* _WORK TO BE COMPLETED_
Looking at the listing, state how many of its lines contain the string "body". Write only the number.
════════════════
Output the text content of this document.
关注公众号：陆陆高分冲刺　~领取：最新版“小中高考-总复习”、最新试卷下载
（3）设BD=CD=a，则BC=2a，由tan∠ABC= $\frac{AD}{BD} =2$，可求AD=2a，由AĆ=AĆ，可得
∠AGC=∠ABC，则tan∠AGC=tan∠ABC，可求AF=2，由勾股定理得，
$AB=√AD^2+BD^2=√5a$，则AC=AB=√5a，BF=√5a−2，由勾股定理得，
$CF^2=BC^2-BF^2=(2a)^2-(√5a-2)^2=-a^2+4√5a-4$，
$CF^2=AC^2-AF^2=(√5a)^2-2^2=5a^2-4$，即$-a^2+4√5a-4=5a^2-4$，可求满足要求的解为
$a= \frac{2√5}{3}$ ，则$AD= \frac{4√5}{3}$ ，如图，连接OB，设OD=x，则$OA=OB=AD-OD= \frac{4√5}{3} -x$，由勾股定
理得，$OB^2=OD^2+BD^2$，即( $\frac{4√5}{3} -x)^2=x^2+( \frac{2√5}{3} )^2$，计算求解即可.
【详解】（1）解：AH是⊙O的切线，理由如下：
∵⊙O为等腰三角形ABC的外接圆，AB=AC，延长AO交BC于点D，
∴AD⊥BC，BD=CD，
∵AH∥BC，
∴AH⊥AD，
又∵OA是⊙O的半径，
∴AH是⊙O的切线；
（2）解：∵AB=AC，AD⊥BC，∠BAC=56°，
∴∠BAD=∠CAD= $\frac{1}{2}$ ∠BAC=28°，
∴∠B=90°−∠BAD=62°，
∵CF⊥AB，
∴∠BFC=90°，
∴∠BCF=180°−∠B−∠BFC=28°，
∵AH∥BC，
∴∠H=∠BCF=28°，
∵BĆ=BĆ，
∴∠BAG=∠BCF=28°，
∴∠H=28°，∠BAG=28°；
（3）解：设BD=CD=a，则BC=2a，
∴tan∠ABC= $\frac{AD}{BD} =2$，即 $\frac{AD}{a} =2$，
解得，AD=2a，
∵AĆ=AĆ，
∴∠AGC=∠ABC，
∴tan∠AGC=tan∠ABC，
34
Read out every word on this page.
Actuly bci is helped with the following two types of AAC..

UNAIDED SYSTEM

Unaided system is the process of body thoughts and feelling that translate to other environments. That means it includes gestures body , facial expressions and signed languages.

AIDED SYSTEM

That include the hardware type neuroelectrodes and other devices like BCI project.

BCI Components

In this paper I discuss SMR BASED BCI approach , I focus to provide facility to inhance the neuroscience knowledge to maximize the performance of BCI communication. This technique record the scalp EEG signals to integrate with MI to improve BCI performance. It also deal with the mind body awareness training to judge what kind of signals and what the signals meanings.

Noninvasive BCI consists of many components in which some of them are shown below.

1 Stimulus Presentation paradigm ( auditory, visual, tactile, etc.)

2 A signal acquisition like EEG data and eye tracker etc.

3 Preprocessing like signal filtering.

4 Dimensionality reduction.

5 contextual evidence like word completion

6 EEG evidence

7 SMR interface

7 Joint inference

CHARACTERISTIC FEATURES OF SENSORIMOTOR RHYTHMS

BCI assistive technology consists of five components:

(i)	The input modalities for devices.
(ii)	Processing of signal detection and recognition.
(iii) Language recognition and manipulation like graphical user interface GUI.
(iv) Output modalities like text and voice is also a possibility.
════════════════
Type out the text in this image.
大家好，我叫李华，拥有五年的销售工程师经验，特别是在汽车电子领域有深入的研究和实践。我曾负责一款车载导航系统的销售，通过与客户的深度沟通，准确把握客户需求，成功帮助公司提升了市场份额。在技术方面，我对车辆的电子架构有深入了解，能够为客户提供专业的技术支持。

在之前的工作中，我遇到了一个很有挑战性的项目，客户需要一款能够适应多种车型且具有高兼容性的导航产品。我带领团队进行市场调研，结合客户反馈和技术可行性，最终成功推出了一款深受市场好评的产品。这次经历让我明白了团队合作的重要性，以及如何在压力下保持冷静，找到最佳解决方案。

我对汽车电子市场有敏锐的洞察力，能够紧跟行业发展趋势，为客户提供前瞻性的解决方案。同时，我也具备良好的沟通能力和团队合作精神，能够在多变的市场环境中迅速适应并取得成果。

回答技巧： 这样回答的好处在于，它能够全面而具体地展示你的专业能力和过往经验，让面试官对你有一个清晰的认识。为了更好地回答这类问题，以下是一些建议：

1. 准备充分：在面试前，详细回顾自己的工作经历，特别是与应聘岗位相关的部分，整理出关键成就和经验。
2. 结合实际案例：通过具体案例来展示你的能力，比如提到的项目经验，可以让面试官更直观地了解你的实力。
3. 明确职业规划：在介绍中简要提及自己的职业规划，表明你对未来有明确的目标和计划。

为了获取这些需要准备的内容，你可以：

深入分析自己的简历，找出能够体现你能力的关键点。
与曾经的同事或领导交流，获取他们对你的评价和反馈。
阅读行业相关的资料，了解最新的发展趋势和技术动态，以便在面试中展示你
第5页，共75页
════════════════
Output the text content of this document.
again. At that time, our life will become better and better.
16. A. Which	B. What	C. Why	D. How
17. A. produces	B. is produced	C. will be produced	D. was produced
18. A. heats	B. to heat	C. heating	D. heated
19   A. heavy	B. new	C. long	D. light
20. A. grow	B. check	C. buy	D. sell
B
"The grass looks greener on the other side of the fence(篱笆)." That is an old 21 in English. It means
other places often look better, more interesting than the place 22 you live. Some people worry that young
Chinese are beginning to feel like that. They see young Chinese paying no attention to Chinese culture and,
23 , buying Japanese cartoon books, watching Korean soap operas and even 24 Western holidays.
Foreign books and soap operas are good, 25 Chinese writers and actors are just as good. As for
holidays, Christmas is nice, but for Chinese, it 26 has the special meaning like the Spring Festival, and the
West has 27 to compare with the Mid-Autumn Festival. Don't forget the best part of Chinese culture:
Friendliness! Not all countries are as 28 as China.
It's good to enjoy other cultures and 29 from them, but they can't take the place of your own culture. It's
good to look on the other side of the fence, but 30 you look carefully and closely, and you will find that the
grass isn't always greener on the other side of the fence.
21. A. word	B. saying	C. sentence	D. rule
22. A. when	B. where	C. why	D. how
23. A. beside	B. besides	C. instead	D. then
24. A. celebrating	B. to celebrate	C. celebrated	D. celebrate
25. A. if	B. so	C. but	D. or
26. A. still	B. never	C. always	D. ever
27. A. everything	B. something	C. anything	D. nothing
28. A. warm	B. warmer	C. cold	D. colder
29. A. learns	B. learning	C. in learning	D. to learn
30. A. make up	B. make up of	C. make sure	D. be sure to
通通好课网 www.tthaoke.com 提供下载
════════════════
* _REPLY_
2